> What you need to do:
Please print every line from the one containing "Output a JSON" through the last line of the records below, exactly as written and nothing more.

>> BEGIN Record list

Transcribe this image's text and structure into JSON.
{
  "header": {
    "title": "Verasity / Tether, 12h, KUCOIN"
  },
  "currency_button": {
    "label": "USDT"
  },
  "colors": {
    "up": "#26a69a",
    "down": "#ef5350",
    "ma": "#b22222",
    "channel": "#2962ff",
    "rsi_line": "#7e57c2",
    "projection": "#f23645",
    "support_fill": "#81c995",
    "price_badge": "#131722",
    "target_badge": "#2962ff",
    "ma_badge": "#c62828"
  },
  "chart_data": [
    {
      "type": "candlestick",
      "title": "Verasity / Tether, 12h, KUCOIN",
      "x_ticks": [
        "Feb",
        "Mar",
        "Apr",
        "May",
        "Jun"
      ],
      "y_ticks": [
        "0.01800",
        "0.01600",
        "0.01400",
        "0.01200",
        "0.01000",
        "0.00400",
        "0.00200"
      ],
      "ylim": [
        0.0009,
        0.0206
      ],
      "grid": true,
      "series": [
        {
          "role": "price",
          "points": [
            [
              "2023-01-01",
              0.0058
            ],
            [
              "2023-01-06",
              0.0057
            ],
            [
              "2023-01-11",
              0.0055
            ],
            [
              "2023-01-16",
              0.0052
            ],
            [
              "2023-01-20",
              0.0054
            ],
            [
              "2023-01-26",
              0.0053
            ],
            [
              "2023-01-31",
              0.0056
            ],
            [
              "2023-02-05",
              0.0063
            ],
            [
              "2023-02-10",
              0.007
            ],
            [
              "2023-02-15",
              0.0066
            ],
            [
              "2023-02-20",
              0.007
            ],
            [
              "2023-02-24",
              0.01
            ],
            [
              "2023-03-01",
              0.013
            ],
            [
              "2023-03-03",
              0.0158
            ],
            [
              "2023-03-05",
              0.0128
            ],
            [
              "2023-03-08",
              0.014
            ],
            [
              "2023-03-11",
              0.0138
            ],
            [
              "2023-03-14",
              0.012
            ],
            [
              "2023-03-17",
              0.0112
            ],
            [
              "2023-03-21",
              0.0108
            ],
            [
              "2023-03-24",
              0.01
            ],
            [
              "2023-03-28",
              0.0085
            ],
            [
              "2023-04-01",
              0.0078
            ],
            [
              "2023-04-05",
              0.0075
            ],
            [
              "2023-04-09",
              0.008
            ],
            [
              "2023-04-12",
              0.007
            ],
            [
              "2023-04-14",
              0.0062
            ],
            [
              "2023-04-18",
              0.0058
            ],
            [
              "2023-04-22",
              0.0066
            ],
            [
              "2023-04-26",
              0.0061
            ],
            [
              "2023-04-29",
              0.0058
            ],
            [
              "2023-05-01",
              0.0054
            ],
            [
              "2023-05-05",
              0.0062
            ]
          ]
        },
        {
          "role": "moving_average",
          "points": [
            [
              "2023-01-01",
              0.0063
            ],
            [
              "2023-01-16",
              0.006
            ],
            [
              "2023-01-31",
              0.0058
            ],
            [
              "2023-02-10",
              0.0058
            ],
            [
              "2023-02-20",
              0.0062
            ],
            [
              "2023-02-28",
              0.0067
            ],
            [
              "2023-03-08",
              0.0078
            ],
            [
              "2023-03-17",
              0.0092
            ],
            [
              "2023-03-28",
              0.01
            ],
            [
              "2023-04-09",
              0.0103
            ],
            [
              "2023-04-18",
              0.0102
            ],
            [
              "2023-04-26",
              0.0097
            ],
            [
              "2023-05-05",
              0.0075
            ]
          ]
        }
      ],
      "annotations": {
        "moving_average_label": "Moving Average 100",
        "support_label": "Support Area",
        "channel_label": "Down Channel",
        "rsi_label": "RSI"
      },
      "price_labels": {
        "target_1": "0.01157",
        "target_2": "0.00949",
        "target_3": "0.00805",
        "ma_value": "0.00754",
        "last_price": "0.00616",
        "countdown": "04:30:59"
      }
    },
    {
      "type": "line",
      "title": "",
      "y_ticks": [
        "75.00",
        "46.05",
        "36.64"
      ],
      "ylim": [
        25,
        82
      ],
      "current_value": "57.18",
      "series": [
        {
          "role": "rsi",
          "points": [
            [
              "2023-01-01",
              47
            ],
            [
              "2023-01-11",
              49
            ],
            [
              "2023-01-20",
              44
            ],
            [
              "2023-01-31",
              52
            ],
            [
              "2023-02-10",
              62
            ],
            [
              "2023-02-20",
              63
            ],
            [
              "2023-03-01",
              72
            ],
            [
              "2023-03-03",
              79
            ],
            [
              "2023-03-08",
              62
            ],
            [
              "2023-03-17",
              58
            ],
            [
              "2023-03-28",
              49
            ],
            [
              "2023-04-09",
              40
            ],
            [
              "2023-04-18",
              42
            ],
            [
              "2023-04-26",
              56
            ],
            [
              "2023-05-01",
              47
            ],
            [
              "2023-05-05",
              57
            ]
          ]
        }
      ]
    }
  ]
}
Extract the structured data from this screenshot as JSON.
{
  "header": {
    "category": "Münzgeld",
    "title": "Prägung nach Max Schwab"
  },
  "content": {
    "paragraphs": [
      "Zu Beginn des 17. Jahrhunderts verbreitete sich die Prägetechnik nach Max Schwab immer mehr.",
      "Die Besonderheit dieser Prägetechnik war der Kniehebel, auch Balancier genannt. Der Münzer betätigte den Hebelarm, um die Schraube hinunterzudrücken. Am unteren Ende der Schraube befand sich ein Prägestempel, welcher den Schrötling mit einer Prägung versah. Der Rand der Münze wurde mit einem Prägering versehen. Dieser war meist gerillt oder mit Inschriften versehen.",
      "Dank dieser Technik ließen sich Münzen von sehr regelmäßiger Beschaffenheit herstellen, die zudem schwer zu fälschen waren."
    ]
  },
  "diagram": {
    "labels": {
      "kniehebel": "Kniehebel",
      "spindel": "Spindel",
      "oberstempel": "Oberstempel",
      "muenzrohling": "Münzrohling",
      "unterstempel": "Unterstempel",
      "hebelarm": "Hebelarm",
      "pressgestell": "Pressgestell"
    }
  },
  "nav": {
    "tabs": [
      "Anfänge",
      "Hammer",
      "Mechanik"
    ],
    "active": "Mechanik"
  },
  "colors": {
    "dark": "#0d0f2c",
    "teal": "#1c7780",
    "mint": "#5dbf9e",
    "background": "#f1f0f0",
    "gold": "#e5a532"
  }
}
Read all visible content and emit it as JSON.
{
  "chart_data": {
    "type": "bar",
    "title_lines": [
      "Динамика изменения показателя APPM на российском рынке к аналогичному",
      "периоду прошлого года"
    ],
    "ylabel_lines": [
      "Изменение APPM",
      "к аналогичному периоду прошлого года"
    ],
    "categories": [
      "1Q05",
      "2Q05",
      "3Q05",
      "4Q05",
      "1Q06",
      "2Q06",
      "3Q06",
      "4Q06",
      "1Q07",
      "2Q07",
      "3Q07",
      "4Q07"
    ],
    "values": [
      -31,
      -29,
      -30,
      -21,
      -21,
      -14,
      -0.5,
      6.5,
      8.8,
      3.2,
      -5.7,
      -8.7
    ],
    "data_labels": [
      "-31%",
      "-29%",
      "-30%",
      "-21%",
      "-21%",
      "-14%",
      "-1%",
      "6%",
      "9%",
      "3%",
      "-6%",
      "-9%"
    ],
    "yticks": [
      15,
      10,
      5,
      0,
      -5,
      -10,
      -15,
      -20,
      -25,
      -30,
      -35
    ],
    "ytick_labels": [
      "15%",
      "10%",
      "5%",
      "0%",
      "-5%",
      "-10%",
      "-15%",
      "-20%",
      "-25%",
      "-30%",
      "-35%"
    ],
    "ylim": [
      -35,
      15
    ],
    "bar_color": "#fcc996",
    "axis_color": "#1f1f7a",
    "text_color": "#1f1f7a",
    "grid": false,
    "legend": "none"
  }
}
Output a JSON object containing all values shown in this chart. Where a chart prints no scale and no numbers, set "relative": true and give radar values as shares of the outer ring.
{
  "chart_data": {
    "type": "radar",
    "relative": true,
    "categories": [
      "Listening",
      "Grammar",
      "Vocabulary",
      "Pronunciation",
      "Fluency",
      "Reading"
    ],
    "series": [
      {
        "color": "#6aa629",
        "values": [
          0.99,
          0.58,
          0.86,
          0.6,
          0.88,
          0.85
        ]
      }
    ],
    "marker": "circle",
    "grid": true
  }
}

>> END Record list

> Response:
Output a JSON object containing all values shown in this chart. Where a chart prints no scale and no numbers, set "relative": true and give radar values as shares of the outer ring.
{
  "chart_data": {
    "type": "radar",
    "relative": true,
    "categories": [
      "Listening",
      "Grammar",
      "Vocabulary",
      "Pronunciation",
      "Fluency",
      "Reading"
    ],
    "series": [
      {
        "color": "#6aa629",
        "values": [
          0.99,
          0.58,
          0.86,
          0.6,
          0.88,
          0.85
        ]
      }
    ],
    "marker": "circle",
    "grid": true
  }
}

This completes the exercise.